Task goal
Search the material for the word "latest" and copy each line that holds it.

##### Exercise input

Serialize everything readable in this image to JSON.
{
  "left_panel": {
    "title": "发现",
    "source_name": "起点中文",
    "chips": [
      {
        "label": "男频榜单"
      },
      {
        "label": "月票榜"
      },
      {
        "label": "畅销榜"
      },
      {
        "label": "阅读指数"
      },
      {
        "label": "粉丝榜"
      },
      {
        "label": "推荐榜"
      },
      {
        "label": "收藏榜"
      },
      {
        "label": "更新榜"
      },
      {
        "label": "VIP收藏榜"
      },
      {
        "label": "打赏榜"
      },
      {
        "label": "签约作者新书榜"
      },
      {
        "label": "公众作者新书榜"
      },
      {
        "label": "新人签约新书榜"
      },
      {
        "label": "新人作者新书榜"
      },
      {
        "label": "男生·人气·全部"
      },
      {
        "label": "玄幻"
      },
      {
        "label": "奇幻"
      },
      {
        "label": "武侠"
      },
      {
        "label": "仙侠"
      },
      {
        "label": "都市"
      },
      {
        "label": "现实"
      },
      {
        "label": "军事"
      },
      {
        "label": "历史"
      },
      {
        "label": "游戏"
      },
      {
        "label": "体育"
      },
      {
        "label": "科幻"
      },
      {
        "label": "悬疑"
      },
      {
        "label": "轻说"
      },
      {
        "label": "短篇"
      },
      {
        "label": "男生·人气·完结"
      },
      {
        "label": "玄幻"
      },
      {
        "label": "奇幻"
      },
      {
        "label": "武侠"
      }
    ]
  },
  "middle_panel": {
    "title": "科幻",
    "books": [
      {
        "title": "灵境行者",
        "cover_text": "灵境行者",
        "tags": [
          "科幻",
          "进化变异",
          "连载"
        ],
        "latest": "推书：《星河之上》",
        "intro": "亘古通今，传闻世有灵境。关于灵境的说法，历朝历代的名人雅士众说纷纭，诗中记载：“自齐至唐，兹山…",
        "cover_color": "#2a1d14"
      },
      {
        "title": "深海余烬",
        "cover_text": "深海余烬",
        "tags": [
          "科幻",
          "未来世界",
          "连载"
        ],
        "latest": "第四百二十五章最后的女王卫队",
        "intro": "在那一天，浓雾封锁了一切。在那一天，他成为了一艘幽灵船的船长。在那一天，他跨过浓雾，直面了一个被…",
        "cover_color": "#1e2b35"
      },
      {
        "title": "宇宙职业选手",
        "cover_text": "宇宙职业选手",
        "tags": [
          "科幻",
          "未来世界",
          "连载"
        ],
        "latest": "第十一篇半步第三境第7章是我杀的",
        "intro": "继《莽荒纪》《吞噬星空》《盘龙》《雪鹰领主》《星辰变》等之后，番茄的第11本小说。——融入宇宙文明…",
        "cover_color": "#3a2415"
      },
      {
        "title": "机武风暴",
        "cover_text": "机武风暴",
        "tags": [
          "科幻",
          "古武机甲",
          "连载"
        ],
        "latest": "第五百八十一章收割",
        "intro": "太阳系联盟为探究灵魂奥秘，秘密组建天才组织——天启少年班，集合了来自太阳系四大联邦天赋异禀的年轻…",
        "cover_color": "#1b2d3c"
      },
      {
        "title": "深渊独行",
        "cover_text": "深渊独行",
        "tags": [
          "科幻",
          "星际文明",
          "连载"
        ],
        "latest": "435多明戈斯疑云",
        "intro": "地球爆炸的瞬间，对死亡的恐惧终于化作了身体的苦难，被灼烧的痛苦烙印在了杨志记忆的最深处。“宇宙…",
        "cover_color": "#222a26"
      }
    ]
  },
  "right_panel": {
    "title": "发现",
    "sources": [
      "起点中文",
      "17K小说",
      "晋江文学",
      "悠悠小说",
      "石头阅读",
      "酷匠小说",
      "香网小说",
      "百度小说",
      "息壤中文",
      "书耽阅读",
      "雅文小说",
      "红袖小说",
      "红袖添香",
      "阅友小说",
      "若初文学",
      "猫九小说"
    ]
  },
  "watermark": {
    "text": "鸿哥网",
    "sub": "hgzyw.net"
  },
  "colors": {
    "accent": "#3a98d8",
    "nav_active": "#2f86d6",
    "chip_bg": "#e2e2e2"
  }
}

##########

Problem solution
        "latest": "推书：《星河之上》",
        "latest": "第四百二十五章最后的女王卫队",
        "latest": "第十一篇半步第三境第7章是我杀的",
        "latest": "第五百八十一章收割",
        "latest": "435多明戈斯疑云",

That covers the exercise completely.